Work task A ->
In the article on Stephen Diggle and market volatility, what strike price did Diggle choose for the December S&P 500 put options he bought?
Work task B ->
Transcribe the passage of the Stephen Diggle volatility article between "Stephen Diggle, who" and "both way overvalued.", inclusive.
Work task C ->
Write the next part of the article on Stephen Diggle and market volatility, picking up after its final sentence.

Text for analysis ->
================
Stephen Diggle, who co-founded a hedge fund that made $2.7 billion in the depths of the global financial crisis, said the resurgence of volatility is here to stay as bonds and stocks are both way overvalued.

Markets have been roiled by massive price swings over the past week, punishing investors who were betting on an extended period of calm. Stocks slumped and bond yields surged on concern a stronger U.S. economy will stoke inflation and push up interest rates faster than the market has priced in. The Cboe Volatility Index -- known as the VIX -- surged to a more than two-year high on Tuesday.

“In the short term I think volatility can remain elevated and the VIX as well,” said Diggle, chief executive officer of Singapore-based family office Vulpes Investment Management. “There have been so many persistent volatility sellers for such a long time that the market has been seriously out of balance for a while.”

Diggle said he’s gained from the surge in volatility after buying December put options on the S&P 500 two weeks ago at strike of 2,200 as “crash protection.”

“They doubled overnight, so I’m feeling rather pleased with myself,” he said Tuesday.
While record stimulus from the biggest central banks has damped price swings in recent years, the Federal Reserve’s progress in trimming its debt holdings has seen Treasury 10-year yields climb to a four-year high this month. A better-than-expected payroll report last week spooked investors and sent the Dow Jones Industrial Average to a record points loss on Monday amid concern inflation will accelerate.
================
Given entries ->
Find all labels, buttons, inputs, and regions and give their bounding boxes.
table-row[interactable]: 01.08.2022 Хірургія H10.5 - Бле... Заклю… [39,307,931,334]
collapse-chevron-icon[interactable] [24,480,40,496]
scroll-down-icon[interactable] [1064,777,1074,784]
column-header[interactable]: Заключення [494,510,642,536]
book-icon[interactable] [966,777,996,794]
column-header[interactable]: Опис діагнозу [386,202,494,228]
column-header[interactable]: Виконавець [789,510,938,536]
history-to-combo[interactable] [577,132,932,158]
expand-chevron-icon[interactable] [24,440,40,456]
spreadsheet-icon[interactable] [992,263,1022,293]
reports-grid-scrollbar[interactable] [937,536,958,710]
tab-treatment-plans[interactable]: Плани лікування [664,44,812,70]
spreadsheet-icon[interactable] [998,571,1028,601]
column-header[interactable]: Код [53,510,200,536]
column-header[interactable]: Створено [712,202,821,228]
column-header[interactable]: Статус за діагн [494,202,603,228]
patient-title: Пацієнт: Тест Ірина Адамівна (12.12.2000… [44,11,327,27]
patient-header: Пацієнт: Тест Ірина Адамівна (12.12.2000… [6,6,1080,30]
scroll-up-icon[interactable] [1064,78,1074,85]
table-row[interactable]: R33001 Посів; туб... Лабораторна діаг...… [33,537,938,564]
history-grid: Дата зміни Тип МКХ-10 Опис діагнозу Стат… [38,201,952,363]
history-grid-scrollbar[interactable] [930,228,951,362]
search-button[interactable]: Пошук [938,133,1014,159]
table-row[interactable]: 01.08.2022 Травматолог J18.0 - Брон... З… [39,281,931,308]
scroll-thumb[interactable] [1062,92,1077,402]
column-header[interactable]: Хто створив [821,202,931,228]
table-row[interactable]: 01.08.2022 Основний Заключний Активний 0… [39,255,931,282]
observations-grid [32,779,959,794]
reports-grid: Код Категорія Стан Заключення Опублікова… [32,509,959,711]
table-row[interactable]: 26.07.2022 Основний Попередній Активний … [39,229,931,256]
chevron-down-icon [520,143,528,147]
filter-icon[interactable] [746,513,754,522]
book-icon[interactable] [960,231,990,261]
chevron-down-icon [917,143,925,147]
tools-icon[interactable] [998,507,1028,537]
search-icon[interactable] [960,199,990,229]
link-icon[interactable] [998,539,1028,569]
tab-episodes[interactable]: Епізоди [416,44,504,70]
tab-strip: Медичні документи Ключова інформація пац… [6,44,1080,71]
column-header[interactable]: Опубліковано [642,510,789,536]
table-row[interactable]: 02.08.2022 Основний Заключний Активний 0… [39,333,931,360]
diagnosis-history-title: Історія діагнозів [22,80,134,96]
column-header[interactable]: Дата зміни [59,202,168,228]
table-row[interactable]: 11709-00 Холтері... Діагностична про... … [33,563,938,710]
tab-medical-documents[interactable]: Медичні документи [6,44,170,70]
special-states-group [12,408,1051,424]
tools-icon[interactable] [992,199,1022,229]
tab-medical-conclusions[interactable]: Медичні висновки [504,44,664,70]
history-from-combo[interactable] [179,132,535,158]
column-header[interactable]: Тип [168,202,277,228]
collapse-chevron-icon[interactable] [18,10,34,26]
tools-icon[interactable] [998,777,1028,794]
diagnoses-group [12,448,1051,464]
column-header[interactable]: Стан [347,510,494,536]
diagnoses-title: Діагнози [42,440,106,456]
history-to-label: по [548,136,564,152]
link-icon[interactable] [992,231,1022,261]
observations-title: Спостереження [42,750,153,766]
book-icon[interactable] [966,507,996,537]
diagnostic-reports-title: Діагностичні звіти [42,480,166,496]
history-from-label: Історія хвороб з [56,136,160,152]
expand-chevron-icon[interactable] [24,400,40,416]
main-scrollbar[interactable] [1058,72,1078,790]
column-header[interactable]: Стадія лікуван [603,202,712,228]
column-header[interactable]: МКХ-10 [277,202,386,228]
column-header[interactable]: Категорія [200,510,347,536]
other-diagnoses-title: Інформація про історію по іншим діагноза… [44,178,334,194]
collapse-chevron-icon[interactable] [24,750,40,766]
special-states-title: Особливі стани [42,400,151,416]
================
Task result A ->
2,200

Task result B ->
Stephen Diggle, who co-founded a hedge fund that made $2.7 billion in the depths of the global financial crisis, said the resurgence of volatility is here to stay as bonds and stocks are both way overvalued.

Task result C ->
‘Greatest Risk’

“The lack of fundamental value in either bonds or stocks is the greatest risk,” Diggle said. “All markets must eventually come back to attractive value and this is a very, very long way down for both stocks and bonds. The broad economy and corporate profitability are both strong, and that’s important, but value is what provides the best support and it’s nowhere to be seen.”

Both sovereign and corporate bonds are expensive, though sovereign bonds “set the floor," Diggle said. U.S. yields “have moved off that floor now," but Japan and Europe are still firmly on it, he said.

Diggle set up Vulpes in 2011 after liquidating the volatility funds at his previous company, Artradis Fund Management, when price swings declined. A graduate of Oxford University, he worked at Lehman Brothers Holdings Inc. before co-founding Artradis in 2001.

Vulpes, which has $400 million of assets, also owns Singapore-based Kit Trading Fund, which manages a multi-strategy hedge fund. Family offices are typically tailored to both investment and personal needs, including estate planning, philanthropy and maintaining homes.

Expensive Equities

But he doesn’t plan to restart a long volatility fund. Central bank pledges to clamp down on volatility has smothered price swings and there are also “still far too few” listed long-volatility vehicles, he said.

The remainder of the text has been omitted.